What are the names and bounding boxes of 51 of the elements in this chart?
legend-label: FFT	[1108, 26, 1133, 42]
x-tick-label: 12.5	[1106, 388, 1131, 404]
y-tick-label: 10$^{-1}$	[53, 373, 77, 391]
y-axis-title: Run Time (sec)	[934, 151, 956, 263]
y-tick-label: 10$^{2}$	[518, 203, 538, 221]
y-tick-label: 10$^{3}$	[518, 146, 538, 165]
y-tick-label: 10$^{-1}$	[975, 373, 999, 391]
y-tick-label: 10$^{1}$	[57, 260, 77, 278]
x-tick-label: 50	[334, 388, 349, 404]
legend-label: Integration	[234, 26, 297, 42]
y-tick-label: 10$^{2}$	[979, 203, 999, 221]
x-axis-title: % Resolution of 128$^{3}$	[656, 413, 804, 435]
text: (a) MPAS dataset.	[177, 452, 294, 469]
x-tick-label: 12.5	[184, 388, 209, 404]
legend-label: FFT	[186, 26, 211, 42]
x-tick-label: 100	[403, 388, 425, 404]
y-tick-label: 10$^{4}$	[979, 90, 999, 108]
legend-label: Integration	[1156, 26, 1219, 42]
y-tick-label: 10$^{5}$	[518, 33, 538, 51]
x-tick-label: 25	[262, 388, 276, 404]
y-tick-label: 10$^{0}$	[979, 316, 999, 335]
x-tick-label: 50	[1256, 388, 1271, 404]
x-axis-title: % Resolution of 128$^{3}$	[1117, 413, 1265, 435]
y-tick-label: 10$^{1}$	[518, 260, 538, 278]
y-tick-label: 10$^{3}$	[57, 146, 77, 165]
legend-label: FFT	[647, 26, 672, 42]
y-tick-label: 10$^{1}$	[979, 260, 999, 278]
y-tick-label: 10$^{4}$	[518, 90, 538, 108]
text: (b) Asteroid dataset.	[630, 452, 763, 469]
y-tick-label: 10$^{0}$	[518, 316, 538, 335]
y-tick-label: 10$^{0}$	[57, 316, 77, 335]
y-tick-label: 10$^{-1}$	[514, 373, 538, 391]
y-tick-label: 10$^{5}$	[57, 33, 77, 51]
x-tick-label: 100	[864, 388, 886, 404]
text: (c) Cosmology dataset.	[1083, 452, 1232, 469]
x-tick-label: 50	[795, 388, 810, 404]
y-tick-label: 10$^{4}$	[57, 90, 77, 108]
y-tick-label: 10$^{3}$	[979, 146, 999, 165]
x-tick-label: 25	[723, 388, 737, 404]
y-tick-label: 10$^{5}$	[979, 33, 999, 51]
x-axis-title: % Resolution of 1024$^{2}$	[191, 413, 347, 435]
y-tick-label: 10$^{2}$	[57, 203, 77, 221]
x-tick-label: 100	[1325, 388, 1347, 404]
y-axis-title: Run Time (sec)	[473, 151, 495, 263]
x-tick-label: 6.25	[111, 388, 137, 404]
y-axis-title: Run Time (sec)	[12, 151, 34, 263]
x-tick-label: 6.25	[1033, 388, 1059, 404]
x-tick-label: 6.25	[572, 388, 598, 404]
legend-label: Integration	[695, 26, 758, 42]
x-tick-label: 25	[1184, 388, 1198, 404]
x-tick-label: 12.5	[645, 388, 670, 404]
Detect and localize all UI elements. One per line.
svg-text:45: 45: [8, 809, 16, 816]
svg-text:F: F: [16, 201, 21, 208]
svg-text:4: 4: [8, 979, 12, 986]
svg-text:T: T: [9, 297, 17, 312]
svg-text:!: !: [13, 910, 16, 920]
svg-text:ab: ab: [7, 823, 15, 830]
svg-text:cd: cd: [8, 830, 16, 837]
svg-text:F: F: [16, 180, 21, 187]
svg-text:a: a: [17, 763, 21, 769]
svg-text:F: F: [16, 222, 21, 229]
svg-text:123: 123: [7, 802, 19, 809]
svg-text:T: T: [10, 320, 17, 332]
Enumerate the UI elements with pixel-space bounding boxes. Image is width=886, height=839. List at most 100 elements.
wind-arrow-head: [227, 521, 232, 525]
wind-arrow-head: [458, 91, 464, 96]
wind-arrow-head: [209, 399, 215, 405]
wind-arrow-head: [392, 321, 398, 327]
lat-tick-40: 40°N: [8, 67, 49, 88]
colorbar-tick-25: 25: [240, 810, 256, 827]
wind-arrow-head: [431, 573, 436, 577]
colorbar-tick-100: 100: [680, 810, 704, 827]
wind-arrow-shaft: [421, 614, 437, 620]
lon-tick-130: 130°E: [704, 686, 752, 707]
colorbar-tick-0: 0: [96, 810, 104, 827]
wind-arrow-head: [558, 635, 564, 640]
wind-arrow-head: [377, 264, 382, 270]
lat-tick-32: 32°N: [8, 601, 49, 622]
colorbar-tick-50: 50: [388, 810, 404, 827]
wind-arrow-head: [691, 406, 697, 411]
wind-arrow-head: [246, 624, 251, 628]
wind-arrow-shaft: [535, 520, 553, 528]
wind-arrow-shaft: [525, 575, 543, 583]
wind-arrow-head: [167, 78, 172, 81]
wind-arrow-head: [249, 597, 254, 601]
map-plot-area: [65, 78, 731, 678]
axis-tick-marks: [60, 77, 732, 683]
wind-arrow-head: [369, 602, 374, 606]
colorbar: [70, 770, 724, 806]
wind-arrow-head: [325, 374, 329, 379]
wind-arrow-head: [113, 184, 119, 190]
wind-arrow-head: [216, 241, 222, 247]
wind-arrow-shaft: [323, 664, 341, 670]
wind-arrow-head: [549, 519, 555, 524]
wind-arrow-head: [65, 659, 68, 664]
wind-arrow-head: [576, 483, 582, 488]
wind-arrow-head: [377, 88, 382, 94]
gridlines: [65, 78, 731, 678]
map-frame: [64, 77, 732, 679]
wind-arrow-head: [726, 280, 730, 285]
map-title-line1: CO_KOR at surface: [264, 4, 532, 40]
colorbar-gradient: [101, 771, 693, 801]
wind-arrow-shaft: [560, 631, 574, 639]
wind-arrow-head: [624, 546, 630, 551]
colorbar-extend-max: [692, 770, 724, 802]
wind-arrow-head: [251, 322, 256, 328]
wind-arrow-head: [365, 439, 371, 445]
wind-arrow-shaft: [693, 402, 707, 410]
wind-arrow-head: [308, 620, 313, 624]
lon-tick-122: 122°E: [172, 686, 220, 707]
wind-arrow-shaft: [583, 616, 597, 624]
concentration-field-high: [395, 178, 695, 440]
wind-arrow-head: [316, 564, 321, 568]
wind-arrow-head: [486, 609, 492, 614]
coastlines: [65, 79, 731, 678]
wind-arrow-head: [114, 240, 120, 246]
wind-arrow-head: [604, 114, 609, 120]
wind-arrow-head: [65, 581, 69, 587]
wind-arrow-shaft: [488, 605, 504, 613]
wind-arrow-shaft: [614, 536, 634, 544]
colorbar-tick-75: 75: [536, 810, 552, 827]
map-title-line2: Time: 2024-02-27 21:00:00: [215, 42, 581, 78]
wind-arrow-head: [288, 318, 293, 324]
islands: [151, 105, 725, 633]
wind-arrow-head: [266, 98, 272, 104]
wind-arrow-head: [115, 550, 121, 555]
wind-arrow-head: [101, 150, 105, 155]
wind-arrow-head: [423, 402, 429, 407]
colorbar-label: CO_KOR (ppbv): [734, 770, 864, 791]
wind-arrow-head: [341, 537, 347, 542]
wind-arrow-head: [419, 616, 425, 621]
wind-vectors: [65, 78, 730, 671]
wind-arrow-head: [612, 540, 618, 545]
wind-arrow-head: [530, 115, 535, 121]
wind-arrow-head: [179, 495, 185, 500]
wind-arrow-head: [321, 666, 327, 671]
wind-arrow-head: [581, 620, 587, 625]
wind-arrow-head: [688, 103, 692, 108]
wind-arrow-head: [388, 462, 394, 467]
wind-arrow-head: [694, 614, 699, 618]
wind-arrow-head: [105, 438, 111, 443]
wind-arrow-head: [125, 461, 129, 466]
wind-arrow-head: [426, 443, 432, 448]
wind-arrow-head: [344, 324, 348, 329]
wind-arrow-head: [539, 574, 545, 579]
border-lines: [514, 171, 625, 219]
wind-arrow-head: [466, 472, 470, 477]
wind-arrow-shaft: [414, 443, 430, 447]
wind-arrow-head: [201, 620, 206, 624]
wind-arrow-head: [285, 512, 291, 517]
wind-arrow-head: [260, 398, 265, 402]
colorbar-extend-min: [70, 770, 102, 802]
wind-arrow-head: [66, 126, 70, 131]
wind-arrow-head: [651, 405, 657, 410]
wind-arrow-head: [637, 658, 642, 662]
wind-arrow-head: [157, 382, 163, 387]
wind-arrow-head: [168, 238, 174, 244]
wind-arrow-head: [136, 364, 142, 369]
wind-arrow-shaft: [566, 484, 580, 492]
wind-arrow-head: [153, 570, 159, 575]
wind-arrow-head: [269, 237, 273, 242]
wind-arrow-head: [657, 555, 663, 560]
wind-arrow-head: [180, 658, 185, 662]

○ ○ ○

STATED GOAL: Extract the data from its first line up to and including the line that contains "388, 425, 404]", and reproduce each of those lines unchanged.

ANSWER TO THE TASK:
What are the names and bounding boxes of 51 of the elements in this chart?
legend-label: FFT	[1108, 26, 1133, 42]
x-tick-label: 12.5	[1106, 388, 1131, 404]
y-tick-label: 10$^{-1}$	[53, 373, 77, 391]
y-axis-title: Run Time (sec)	[934, 151, 956, 263]
y-tick-label: 10$^{2}$	[518, 203, 538, 221]
y-tick-label: 10$^{3}$	[518, 146, 538, 165]
y-tick-label: 10$^{-1}$	[975, 373, 999, 391]
y-tick-label: 10$^{1}$	[57, 260, 77, 278]
x-tick-label: 50	[334, 388, 349, 404]
legend-label: Integration	[234, 26, 297, 42]
y-tick-label: 10$^{2}$	[979, 203, 999, 221]
x-axis-title: % Resolution of 128$^{3}$	[656, 413, 804, 435]
text: (a) MPAS dataset.	[177, 452, 294, 469]
x-tick-label: 12.5	[184, 388, 209, 404]
legend-label: FFT	[186, 26, 211, 42]
x-tick-label: 100	[403, 388, 425, 404]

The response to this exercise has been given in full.